- [Problem to solve]:
Pick out each line containing the string "World".

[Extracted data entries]

= = = = = = =

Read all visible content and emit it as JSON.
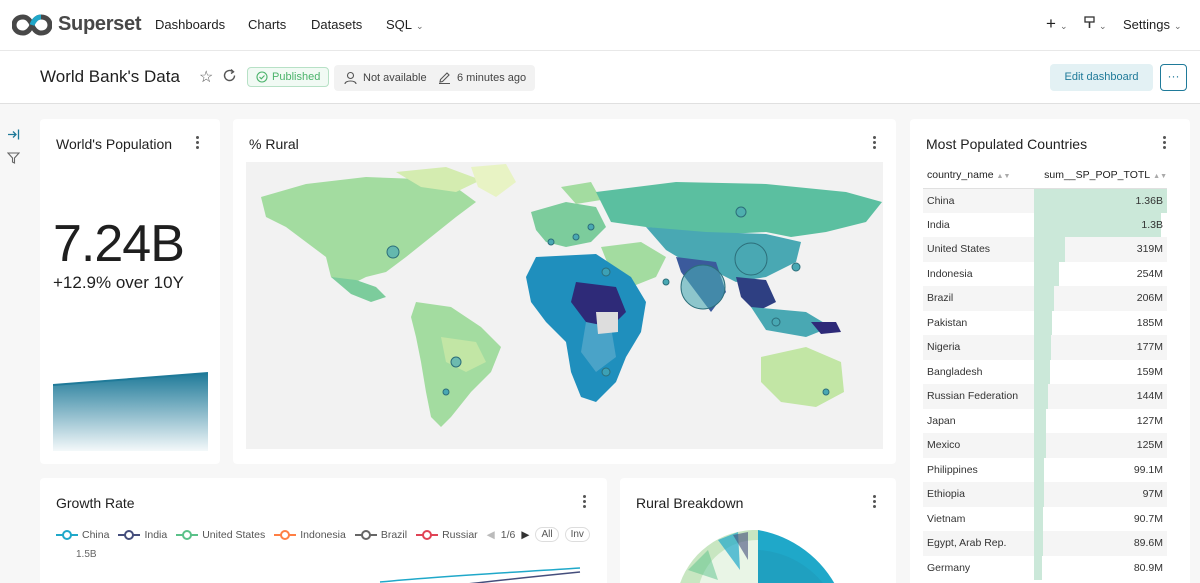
{
  "app": {
    "name": "Superset"
  },
  "nav": {
    "dashboards": "Dashboards",
    "charts": "Charts",
    "datasets": "Datasets",
    "sql": "SQL",
    "settings": "Settings",
    "add_icon": "+",
    "plus-icon": "plus-icon"
  },
  "header": {
    "title": "World Bank's Data",
    "status": "Published",
    "owner": "Not available",
    "modified": "6 minutes ago",
    "edit_button": "Edit dashboard",
    "more_button": "···"
  },
  "cards": {
    "population": {
      "title": "World's Population",
      "value": "7.24B",
      "delta": "+12.9% over 10Y"
    },
    "rural": {
      "title": "% Rural"
    },
    "countries": {
      "title": "Most Populated Countries"
    },
    "growth": {
      "title": "Growth Rate",
      "axis_label": "1.5B",
      "page": "1/6",
      "all": "All",
      "inv": "Inv"
    },
    "breakdown": {
      "title": "Rural Breakdown"
    }
  },
  "table": {
    "columns": [
      "country_name",
      "sum__SP_POP_TOTL"
    ],
    "rows": [
      {
        "name": "China",
        "value": "1.36B",
        "pct": 1.0
      },
      {
        "name": "India",
        "value": "1.3B",
        "pct": 0.955
      },
      {
        "name": "United States",
        "value": "319M",
        "pct": 0.234
      },
      {
        "name": "Indonesia",
        "value": "254M",
        "pct": 0.187
      },
      {
        "name": "Brazil",
        "value": "206M",
        "pct": 0.151
      },
      {
        "name": "Pakistan",
        "value": "185M",
        "pct": 0.136
      },
      {
        "name": "Nigeria",
        "value": "177M",
        "pct": 0.13
      },
      {
        "name": "Bangladesh",
        "value": "159M",
        "pct": 0.117
      },
      {
        "name": "Russian Federation",
        "value": "144M",
        "pct": 0.106
      },
      {
        "name": "Japan",
        "value": "127M",
        "pct": 0.093
      },
      {
        "name": "Mexico",
        "value": "125M",
        "pct": 0.092
      },
      {
        "name": "Philippines",
        "value": "99.1M",
        "pct": 0.073
      },
      {
        "name": "Ethiopia",
        "value": "97M",
        "pct": 0.071
      },
      {
        "name": "Vietnam",
        "value": "90.7M",
        "pct": 0.067
      },
      {
        "name": "Egypt, Arab Rep.",
        "value": "89.6M",
        "pct": 0.066
      },
      {
        "name": "Germany",
        "value": "80.9M",
        "pct": 0.059
      }
    ]
  },
  "legend": [
    {
      "name": "China",
      "color": "#1fa8c9"
    },
    {
      "name": "India",
      "color": "#454e7c"
    },
    {
      "name": "United States",
      "color": "#5ac189"
    },
    {
      "name": "Indonesia",
      "color": "#ff7f44"
    },
    {
      "name": "Brazil",
      "color": "#666666"
    },
    {
      "name": "Russiar",
      "color": "#e04355"
    }
  ],
  "colors": {
    "accent": "#1f7a99",
    "published": "#4bb36b",
    "bar": "#cbe8d9"
  }
}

= = = = = = =

- [Expected output]:
    "title": "World Bank's Data",
      "title": "World's Population",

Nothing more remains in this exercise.